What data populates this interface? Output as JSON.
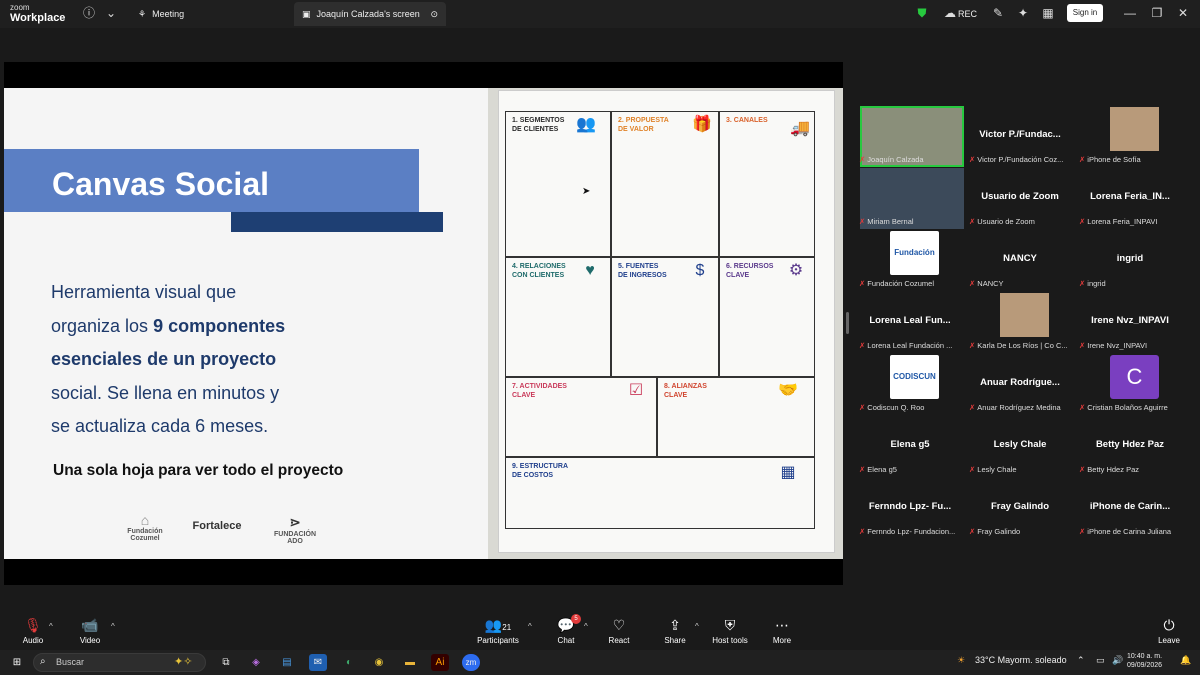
{
  "app": {
    "brand_top": "zoom",
    "brand_bottom": "Workplace"
  },
  "tabs": [
    {
      "label": "Meeting"
    },
    {
      "label": "Joaquín Calzada's screen"
    }
  ],
  "toolbar": {
    "rec_label": "REC",
    "signin_label": "Sign in"
  },
  "slide": {
    "title": "Canvas Social",
    "body_line1": "Herramienta visual que",
    "body_line2_pre": "organiza los ",
    "body_line2_bold": "9 componentes",
    "body_line3_bold": "esenciales de un proyecto",
    "body_line4": "social. Se llena en minutos y",
    "body_line5": "se actualiza cada 6 meses.",
    "tagline": "Una sola  hoja para ver todo el proyecto",
    "logos": [
      "Fundación Cozumel",
      "Fortalece",
      "FUNDACIÓN ADO"
    ]
  },
  "canvas_board": {
    "cells": [
      {
        "label": "1. SEGMENTOS\nDE CLIENTES",
        "icon": "people-icon",
        "color": "#2b2b2b"
      },
      {
        "label": "2. PROPUESTA\nDE VALOR",
        "icon": "gift-icon",
        "color": "#e0832a"
      },
      {
        "label": "3. CANALES",
        "icon": "truck-icon",
        "color": "#d9612a"
      },
      {
        "label": "4. RELACIONES\nCON CLIENTES",
        "icon": "heart-icon",
        "color": "#1f6b6b"
      },
      {
        "label": "5. FUENTES\nDE INGRESOS",
        "icon": "dollar-icon",
        "color": "#1f3f8c"
      },
      {
        "label": "6. RECURSOS\nCLAVE",
        "icon": "gear-icon",
        "color": "#5b3a8c"
      },
      {
        "label": "7. ACTIVIDADES\nCLAVE",
        "icon": "checklist-icon",
        "color": "#c93a5a"
      },
      {
        "label": "8. ALIANZAS\nCLAVE",
        "icon": "handshake-icon",
        "color": "#d0452f"
      },
      {
        "label": "9. ESTRUCTURA\nDE COSTOS",
        "icon": "calculator-icon",
        "color": "#1f3f8c"
      }
    ]
  },
  "participants": [
    {
      "name": "",
      "sub": "Joaquín Calzada",
      "kind": "video"
    },
    {
      "name": "Victor  P./Fundac...",
      "sub": "Victor P./Fundación Coz...",
      "kind": "name"
    },
    {
      "name": "",
      "sub": "iPhone de Sofía",
      "kind": "video-small"
    },
    {
      "name": "",
      "sub": "Miriam Bernal",
      "kind": "video"
    },
    {
      "name": "Usuario de Zoom",
      "sub": "Usuario de Zoom",
      "kind": "name"
    },
    {
      "name": "Lorena  Feria_IN...",
      "sub": "Lorena Feria_INPAVI",
      "kind": "name"
    },
    {
      "name": "",
      "sub": "Fundación Cozumel",
      "kind": "logo",
      "logo": "Fundación"
    },
    {
      "name": "NANCY",
      "sub": "NANCY",
      "kind": "name"
    },
    {
      "name": "ingrid",
      "sub": "ingrid",
      "kind": "name"
    },
    {
      "name": "Lorena Leal  Fun...",
      "sub": "Lorena Leal Fundación ...",
      "kind": "name"
    },
    {
      "name": "",
      "sub": "Karla De Los Ríos | Co C...",
      "kind": "video-small"
    },
    {
      "name": "Irene  Nvz_INPAVI",
      "sub": "Irene Nvz_INPAVI",
      "kind": "name"
    },
    {
      "name": "",
      "sub": "Codiscun Q. Roo",
      "kind": "logo",
      "logo": "CODISCUN"
    },
    {
      "name": "Anuar  Rodrígue...",
      "sub": "Anuar Rodríguez Medina",
      "kind": "name"
    },
    {
      "name": "",
      "sub": "Cristian Bolaños Aguirre",
      "kind": "avatar",
      "logo": "C"
    },
    {
      "name": "Elena g5",
      "sub": "Elena g5",
      "kind": "name"
    },
    {
      "name": "Lesly Chale",
      "sub": "Lesly Chale",
      "kind": "name"
    },
    {
      "name": "Betty Hdez Paz",
      "sub": "Betty Hdez Paz",
      "kind": "name"
    },
    {
      "name": "Fernndo  Lpz-  Fu...",
      "sub": "Fernndo Lpz- Fundacion...",
      "kind": "name"
    },
    {
      "name": "Fray Galindo",
      "sub": "Fray Galindo",
      "kind": "name"
    },
    {
      "name": "iPhone  de  Carin...",
      "sub": "iPhone de Carina Juliana",
      "kind": "name"
    }
  ],
  "controls": {
    "audio": "Audio",
    "video": "Video",
    "participants": "Participants",
    "participants_count": "21",
    "chat": "Chat",
    "chat_badge": "5",
    "react": "React",
    "share": "Share",
    "host_tools": "Host tools",
    "more": "More",
    "leave": "Leave"
  },
  "taskbar": {
    "search_placeholder": "Buscar",
    "weather": "33°C  Mayorm. soleado",
    "time": "10:40 a. m.",
    "date": "09/09/2026"
  },
  "colors": {
    "accent_blue": "#5b7fc4",
    "dark_blue": "#1e3f73",
    "mute_red": "#e23b3b",
    "active_green": "#27c93f"
  }
}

-- GIVEN INSTRUCTION --
Search the data above for lines holding "Victor" and copy each of them.

-- TASK OUTPUT --
      "name": "Victor  P./Fundac...",
      "sub": "Victor P./Fundación Coz...",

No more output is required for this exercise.